[Rows from a figure dataset]
"""

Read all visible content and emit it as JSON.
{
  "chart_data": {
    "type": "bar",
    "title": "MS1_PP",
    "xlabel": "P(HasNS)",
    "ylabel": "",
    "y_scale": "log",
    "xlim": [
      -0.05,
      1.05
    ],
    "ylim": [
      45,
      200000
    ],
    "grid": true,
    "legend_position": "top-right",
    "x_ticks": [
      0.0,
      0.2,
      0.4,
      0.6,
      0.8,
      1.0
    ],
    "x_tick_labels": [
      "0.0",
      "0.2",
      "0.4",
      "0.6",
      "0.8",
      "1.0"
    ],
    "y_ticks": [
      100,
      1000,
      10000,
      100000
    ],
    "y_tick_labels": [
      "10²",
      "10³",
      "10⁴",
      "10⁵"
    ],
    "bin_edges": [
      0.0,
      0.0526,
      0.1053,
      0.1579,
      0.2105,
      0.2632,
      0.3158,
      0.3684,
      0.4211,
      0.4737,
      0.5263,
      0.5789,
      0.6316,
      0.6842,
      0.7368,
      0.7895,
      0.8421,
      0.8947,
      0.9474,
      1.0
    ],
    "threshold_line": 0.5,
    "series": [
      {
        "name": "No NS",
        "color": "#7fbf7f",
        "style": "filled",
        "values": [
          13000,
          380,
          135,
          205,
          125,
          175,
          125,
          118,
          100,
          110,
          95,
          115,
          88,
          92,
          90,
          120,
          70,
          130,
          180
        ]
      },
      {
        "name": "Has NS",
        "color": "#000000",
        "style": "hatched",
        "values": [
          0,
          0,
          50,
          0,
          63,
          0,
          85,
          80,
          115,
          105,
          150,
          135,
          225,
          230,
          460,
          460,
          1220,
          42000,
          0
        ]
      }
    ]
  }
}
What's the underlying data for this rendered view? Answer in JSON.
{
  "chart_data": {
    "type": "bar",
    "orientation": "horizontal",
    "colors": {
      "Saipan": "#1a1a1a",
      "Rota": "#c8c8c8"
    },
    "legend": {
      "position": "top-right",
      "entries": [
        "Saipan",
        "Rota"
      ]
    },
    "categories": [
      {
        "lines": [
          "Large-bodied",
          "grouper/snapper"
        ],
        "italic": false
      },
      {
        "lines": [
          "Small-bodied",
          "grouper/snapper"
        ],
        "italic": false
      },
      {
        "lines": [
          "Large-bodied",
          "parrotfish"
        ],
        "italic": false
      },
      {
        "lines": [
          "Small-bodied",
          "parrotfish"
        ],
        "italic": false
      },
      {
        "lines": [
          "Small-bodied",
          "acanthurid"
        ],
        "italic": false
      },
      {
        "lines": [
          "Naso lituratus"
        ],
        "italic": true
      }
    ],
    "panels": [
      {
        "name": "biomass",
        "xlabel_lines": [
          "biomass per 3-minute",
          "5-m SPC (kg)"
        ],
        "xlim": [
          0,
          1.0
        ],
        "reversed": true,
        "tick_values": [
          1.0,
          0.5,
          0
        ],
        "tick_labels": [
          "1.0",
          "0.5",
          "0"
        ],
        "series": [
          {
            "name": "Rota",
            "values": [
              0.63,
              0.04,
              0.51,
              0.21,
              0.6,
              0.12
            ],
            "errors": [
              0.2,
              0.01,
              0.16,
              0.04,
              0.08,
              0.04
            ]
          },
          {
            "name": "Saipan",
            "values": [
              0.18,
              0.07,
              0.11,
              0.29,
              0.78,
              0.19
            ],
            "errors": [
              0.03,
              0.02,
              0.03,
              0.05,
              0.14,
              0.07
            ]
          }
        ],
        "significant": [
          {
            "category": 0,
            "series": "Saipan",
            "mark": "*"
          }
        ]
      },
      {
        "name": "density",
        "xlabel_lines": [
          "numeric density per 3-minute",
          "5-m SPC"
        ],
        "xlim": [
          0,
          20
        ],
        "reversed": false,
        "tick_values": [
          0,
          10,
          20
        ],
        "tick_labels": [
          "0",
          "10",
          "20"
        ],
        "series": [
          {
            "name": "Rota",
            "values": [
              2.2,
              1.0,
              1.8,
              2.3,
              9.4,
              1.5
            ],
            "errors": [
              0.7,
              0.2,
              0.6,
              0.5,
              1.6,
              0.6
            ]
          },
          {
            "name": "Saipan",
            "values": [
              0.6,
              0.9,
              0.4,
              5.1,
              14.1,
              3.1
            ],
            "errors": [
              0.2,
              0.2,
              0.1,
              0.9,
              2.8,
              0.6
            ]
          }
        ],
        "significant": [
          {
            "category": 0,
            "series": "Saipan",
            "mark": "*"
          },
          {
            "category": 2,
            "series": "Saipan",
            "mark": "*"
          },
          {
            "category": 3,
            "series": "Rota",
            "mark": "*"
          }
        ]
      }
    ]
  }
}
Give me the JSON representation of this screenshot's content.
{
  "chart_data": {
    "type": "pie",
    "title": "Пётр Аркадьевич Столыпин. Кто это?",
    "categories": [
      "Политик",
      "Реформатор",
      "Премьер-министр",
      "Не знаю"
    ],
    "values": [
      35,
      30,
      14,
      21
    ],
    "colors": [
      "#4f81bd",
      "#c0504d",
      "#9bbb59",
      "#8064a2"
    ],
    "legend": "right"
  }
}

"""

- _What to work on_
Above are the records; copy all of them exactly.

- _Exercise output_
Read all visible content and emit it as JSON.
{
  "chart_data": {
    "type": "bar",
    "title": "MS1_PP",
    "xlabel": "P(HasNS)",
    "ylabel": "",
    "y_scale": "log",
    "xlim": [
      -0.05,
      1.05
    ],
    "ylim": [
      45,
      200000
    ],
    "grid": true,
    "legend_position": "top-right",
    "x_ticks": [
      0.0,
      0.2,
      0.4,
      0.6,
      0.8,
      1.0
    ],
    "x_tick_labels": [
      "0.0",
      "0.2",
      "0.4",
      "0.6",
      "0.8",
      "1.0"
    ],
    "y_ticks": [
      100,
      1000,
      10000,
      100000
    ],
    "y_tick_labels": [
      "10²",
      "10³",
      "10⁴",
      "10⁵"
    ],
    "bin_edges": [
      0.0,
      0.0526,
      0.1053,
      0.1579,
      0.2105,
      0.2632,
      0.3158,
      0.3684,
      0.4211,
      0.4737,
      0.5263,
      0.5789,
      0.6316,
      0.6842,
      0.7368,
      0.7895,
      0.8421,
      0.8947,
      0.9474,
      1.0
    ],
    "threshold_line": 0.5,
    "series": [
      {
        "name": "No NS",
        "color": "#7fbf7f",
        "style": "filled",
        "values": [
          13000,
          380,
          135,
          205,
          125,
          175,
          125,
          118,
          100,
          110,
          95,
          115,
          88,
          92,
          90,
          120,
          70,
          130,
          180
        ]
      },
      {
        "name": "Has NS",
        "color": "#000000",
        "style": "hatched",
        "values": [
          0,
          0,
          50,
          0,
          63,
          0,
          85,
          80,
          115,
          105,
          150,
          135,
          225,
          230,
          460,
          460,
          1220,
          42000,
          0
        ]
      }
    ]
  }
}
What's the underlying data for this rendered view? Answer in JSON.
{
  "chart_data": {
    "type": "bar",
    "orientation": "horizontal",
    "colors": {
      "Saipan": "#1a1a1a",
      "Rota": "#c8c8c8"
    },
    "legend": {
      "position": "top-right",
      "entries": [
        "Saipan",
        "Rota"
      ]
    },
    "categories": [
      {
        "lines": [
          "Large-bodied",
          "grouper/snapper"
        ],
        "italic": false
      },
      {
        "lines": [
          "Small-bodied",
          "grouper/snapper"
        ],
        "italic": false
      },
      {
        "lines": [
          "Large-bodied",
          "parrotfish"
        ],
        "italic": false
      },
      {
        "lines": [
          "Small-bodied",
          "parrotfish"
        ],
        "italic": false
      },
      {
        "lines": [
          "Small-bodied",
          "acanthurid"
        ],
        "italic": false
      },
      {
        "lines": [
          "Naso lituratus"
        ],
        "italic": true
      }
    ],
    "panels": [
      {
        "name": "biomass",
        "xlabel_lines": [
          "biomass per 3-minute",
          "5-m SPC (kg)"
        ],
        "xlim": [
          0,
          1.0
        ],
        "reversed": true,
        "tick_values": [
          1.0,
          0.5,
          0
        ],
        "tick_labels": [
          "1.0",
          "0.5",
          "0"
        ],
        "series": [
          {
            "name": "Rota",
            "values": [
              0.63,
              0.04,
              0.51,
              0.21,
              0.6,
              0.12
            ],
            "errors": [
              0.2,
              0.01,
              0.16,
              0.04,
              0.08,
              0.04
            ]
          },
          {
            "name": "Saipan",
            "values": [
              0.18,
              0.07,
              0.11,
              0.29,
              0.78,
              0.19
            ],
            "errors": [
              0.03,
              0.02,
              0.03,
              0.05,
              0.14,
              0.07
            ]
          }
        ],
        "significant": [
          {
            "category": 0,
            "series": "Saipan",
            "mark": "*"
          }
        ]
      },
      {
        "name": "density",
        "xlabel_lines": [
          "numeric density per 3-minute",
          "5-m SPC"
        ],
        "xlim": [
          0,
          20
        ],
        "reversed": false,
        "tick_values": [
          0,
          10,
          20
        ],
        "tick_labels": [
          "0",
          "10",
          "20"
        ],
        "series": [
          {
            "name": "Rota",
            "values": [
              2.2,
              1.0,
              1.8,
              2.3,
              9.4,
              1.5
            ],
            "errors": [
              0.7,
              0.2,
              0.6,
              0.5,
              1.6,
              0.6
            ]
          },
          {
            "name": "Saipan",
            "values": [
              0.6,
              0.9,
              0.4,
              5.1,
              14.1,
              3.1
            ],
            "errors": [
              0.2,
              0.2,
              0.1,
              0.9,
              2.8,
              0.6
            ]
          }
        ],
        "significant": [
          {
            "category": 0,
            "series": "Saipan",
            "mark": "*"
          },
          {
            "category": 2,
            "series": "Saipan",
            "mark": "*"
          },
          {
            "category": 3,
            "series": "Rota",
            "mark": "*"
          }
        ]
      }
    ]
  }
}
Give me the JSON representation of this screenshot's content.
{
  "chart_data": {
    "type": "pie",
    "title": "Пётр Аркадьевич Столыпин. Кто это?",
    "categories": [
      "Политик",
      "Реформатор",
      "Премьер-министр",
      "Не знаю"
    ],
    "values": [
      35,
      30,
      14,
      21
    ],
    "colors": [
      "#4f81bd",
      "#c0504d",
      "#9bbb59",
      "#8064a2"
    ],
    "legend": "right"
  }
}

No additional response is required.